AIM OF THE TASK - Every line that contains the word "wait" should be copied out.

DATA LINES -
──────────
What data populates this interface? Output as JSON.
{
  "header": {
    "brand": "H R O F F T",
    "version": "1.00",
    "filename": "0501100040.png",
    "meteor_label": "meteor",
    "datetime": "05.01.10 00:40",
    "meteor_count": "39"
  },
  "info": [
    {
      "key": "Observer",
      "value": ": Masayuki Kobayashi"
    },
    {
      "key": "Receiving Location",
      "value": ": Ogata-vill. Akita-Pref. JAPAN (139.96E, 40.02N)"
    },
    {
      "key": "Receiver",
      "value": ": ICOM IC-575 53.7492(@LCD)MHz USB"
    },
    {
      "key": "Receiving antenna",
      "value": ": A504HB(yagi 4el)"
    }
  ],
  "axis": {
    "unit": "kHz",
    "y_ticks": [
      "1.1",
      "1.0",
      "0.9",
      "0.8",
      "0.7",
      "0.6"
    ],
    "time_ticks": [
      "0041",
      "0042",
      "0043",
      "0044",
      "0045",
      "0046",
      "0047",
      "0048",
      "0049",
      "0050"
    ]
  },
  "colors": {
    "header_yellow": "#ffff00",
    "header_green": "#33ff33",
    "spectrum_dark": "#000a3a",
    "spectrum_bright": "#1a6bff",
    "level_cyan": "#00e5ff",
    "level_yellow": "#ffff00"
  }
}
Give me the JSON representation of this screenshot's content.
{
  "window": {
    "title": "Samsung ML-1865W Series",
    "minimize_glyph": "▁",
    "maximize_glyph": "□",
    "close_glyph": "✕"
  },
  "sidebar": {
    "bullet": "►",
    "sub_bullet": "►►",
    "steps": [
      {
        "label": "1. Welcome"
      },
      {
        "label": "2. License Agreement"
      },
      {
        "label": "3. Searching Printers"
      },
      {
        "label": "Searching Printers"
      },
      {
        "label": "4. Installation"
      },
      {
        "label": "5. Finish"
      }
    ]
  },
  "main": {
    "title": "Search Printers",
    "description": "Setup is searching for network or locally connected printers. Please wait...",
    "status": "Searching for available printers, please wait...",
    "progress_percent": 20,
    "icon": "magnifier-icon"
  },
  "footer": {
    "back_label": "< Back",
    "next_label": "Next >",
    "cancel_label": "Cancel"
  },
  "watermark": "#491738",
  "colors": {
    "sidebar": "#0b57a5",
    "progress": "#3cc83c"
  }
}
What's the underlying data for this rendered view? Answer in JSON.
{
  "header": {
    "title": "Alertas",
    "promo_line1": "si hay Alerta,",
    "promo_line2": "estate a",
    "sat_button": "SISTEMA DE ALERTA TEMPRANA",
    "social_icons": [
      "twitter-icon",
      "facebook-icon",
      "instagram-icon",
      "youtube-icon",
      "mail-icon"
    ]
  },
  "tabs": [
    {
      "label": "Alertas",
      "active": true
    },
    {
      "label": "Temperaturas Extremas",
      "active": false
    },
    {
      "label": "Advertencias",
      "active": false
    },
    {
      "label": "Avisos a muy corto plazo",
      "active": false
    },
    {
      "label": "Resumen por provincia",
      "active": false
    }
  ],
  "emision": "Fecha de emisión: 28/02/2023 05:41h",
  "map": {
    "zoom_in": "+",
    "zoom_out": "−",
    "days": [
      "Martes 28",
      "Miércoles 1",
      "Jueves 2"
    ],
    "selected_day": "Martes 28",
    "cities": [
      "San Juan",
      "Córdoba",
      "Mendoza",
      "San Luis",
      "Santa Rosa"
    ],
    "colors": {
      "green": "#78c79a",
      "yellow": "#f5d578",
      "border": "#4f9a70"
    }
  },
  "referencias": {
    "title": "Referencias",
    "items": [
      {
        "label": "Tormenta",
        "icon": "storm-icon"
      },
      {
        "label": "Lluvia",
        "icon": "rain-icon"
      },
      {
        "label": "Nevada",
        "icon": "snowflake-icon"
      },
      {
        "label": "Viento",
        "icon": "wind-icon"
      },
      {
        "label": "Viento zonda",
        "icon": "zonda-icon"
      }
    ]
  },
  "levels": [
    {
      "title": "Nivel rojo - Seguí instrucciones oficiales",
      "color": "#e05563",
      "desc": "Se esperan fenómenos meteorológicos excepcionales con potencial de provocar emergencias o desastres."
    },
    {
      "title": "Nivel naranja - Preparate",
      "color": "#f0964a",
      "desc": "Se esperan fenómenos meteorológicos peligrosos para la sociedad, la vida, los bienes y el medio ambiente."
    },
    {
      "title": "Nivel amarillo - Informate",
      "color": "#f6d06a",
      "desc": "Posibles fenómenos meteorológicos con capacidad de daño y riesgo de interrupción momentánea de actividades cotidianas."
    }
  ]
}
──────────
TASK ANSWER -
    "description": "Setup is searching for network or locally connected printers. Please wait...",
    "status": "Searching for available printers, please wait...",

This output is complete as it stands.